- [Aim]:
Each entry must appear again exactly as it does in the source.

————

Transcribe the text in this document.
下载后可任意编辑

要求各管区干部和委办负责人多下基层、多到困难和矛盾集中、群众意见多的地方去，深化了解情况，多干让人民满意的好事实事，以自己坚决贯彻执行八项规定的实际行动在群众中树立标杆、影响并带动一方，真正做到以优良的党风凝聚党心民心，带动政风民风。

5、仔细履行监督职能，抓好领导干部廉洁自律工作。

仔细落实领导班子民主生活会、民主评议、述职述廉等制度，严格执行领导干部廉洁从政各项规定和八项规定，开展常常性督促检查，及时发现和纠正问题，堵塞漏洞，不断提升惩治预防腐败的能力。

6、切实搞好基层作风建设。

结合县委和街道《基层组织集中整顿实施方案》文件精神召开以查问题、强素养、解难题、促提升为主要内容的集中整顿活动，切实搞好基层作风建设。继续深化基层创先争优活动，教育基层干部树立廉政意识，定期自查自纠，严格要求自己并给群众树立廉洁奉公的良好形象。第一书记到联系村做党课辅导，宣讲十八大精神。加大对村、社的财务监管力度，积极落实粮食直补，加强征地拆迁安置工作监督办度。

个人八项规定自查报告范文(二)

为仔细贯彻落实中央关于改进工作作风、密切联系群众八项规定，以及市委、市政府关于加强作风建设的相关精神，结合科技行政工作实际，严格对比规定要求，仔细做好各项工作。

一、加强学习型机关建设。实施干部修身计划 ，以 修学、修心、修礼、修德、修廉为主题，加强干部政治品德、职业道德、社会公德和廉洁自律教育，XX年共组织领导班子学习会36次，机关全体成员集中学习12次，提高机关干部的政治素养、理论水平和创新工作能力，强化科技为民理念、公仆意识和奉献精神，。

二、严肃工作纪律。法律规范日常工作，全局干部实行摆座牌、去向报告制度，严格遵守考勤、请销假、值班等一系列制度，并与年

————

- [Task response]:
Transcribe the text in this document.
下载后可任意编辑

要求各管区干部和委办负责人多下基层、多到困难和矛盾集中、群众意见多的地方去，深化了解情况，多干让人民满意的好事实事，以自己坚决贯彻执行八项规定的实际行动在群众中树立标杆、影响并带动一方，真正做到以优良的党风凝聚党心民心，带动政风民风。

5、仔细履行监督职能，抓好领导干部廉洁自律工作。

仔细落实领导班子民主生活会、民主评议、述职述廉等制度，严格执行领导干部廉洁从政各项规定和八项规定，开展常常性督促检查，及时发现和纠正问题，堵塞漏洞，不断提升惩治预防腐败的能力。

6、切实搞好基层作风建设。

结合县委和街道《基层组织集中整顿实施方案》文件精神召开以查问题、强素养、解难题、促提升为主要内容的集中整顿活动，切实搞好基层作风建设。继续深化基层创先争优活动，教育基层干部树立廉政意识，定期自查自纠，严格要求自己并给群众树立廉洁奉公的良好形象。第一书记到联系村做党课辅导，宣讲十八大精神。加大对村、社的财务监管力度，积极落实粮食直补，加强征地拆迁安置工作监督办度。

个人八项规定自查报告范文(二)

为仔细贯彻落实中央关于改进工作作风、密切联系群众八项规定，以及市委、市政府关于加强作风建设的相关精神，结合科技行政工作实际，严格对比规定要求，仔细做好各项工作。

一、加强学习型机关建设。实施干部修身计划 ，以 修学、修心、修礼、修德、修廉为主题，加强干部政治品德、职业道德、社会公德和廉洁自律教育，XX年共组织领导班子学习会36次，机关全体成员集中学习12次，提高机关干部的政治素养、理论水平和创新工作能力，强化科技为民理念、公仆意识和奉献精神，。

二、严肃工作纪律。法律规范日常工作，全局干部实行摆座牌、去向报告制度，严格遵守考勤、请销假、值班等一系列制度，并与年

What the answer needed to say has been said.